→ **Problema posto**: Estrai il brano sulla meccanica quantistica e riportalo per intero, parola per parola, senza alcuna modifica.

→ **Brano scelto**:
__________
Il misterioso mondo dei quanti, da un secolo senza una spiegazione
È trascorso un secolo esatto da quando Werner Heisenberg ed Erwin Schrödinger formularono - in due momenti distinti - la teoria della meccanica quantistica, trasportando la fisica in una nuova dimensione di conoscenza. I due grandi fisici presero spunto da numerosissimi altri studi precedenti: seppero, insomma, sintetizzare i contributi di decine di altri scienziati per aprire le porte al mondo dell’infinitamente piccolo. Uno sguardo unico sull’invisibile: atomi, elettroni, fotoni e altre particelle subatomiche. Uno sguardo che però, si capì via via, non seguiva le leggi della fisica classica. Era qualcosa di nuovo, perché i calcoli e le formule descrivevano una realtà che non si comportava in modo deterministico e prevedibile: era guidata dalla probabilità e da elementi al di là della comprensione umana. Non è un caso che il fisico premio Nobel Richard Feynann disse: «Penso si possa tranquillamente affermare che nessuno capisce la meccanica quantistica».
__________
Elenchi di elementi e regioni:
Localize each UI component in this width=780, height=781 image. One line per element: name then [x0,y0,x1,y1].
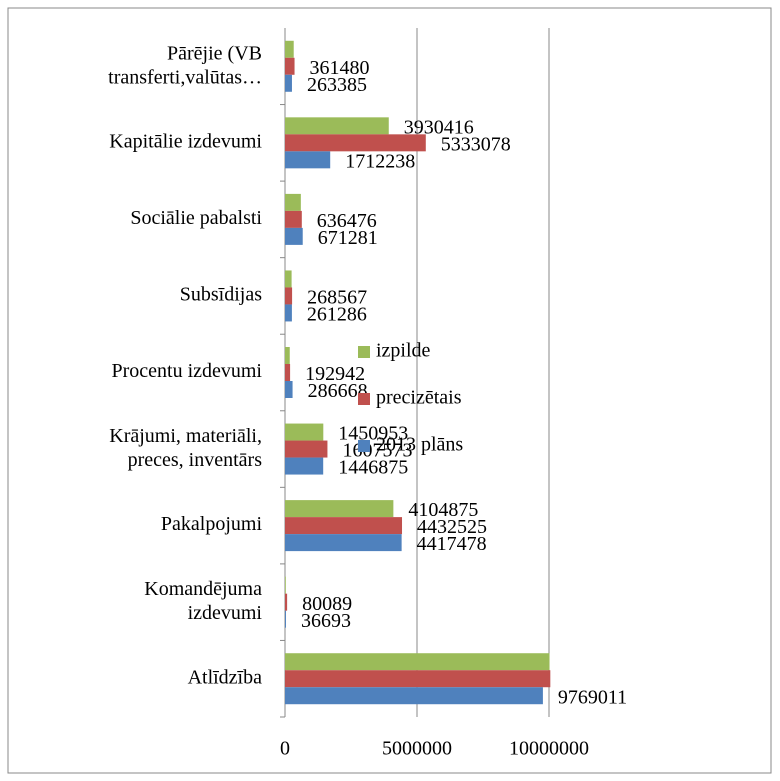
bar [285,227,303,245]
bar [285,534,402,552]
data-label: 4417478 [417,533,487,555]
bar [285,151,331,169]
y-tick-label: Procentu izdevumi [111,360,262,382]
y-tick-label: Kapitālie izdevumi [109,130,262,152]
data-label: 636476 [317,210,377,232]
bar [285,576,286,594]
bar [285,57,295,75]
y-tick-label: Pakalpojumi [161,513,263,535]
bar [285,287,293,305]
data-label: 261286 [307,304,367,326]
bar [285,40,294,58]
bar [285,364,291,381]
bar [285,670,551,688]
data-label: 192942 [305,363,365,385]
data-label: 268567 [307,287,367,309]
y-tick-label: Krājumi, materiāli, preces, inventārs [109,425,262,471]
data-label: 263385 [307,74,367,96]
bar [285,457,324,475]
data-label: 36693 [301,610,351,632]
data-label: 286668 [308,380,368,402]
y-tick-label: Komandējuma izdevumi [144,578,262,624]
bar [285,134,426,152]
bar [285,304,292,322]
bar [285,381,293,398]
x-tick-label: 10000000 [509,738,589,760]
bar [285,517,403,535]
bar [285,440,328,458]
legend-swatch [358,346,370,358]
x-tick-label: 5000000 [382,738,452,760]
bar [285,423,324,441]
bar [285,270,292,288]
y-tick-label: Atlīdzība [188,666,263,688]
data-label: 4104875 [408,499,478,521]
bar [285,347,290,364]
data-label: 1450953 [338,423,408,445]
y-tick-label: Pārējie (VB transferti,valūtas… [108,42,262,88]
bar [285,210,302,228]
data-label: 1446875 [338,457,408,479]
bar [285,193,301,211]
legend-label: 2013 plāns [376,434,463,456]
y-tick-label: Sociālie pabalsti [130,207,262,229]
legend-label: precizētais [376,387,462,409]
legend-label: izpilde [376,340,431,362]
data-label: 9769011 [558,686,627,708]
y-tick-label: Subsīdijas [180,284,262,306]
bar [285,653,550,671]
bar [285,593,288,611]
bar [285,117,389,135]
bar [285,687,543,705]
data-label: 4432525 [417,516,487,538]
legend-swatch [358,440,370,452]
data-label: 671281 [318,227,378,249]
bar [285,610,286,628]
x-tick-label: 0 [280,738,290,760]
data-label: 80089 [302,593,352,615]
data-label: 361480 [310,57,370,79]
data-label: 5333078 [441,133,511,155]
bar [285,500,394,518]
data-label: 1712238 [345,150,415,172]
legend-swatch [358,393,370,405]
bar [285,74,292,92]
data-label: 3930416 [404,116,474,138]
__________
→ **La risposta**:
Il misterioso mondo dei quanti, da un secolo senza una spiegazione
È trascorso un secolo esatto da quando Werner Heisenberg ed Erwin Schrödinger formularono - in due momenti distinti - la teoria della meccanica quantistica, trasportando la fisica in una nuova dimensione di conoscenza. I due grandi fisici presero spunto da numerosissimi altri studi precedenti: seppero, insomma, sintetizzare i contributi di decine di altri scienziati per aprire le porte al mondo dell’infinitamente piccolo. Uno sguardo unico sull’invisibile: atomi, elettroni, fotoni e altre particelle subatomiche. Uno sguardo che però, si capì via via, non seguiva le leggi della fisica classica. Era qualcosa di nuovo, perché i calcoli e le formule descrivevano una realtà che non si comportava in modo deterministico e prevedibile: era guidata dalla probabilità e da elementi al di là della comprensione umana. Non è un caso che il fisico premio Nobel Richard Feynann disse: «Penso si possa tranquillamente affermare che nessuno capisce la meccanica quantistica».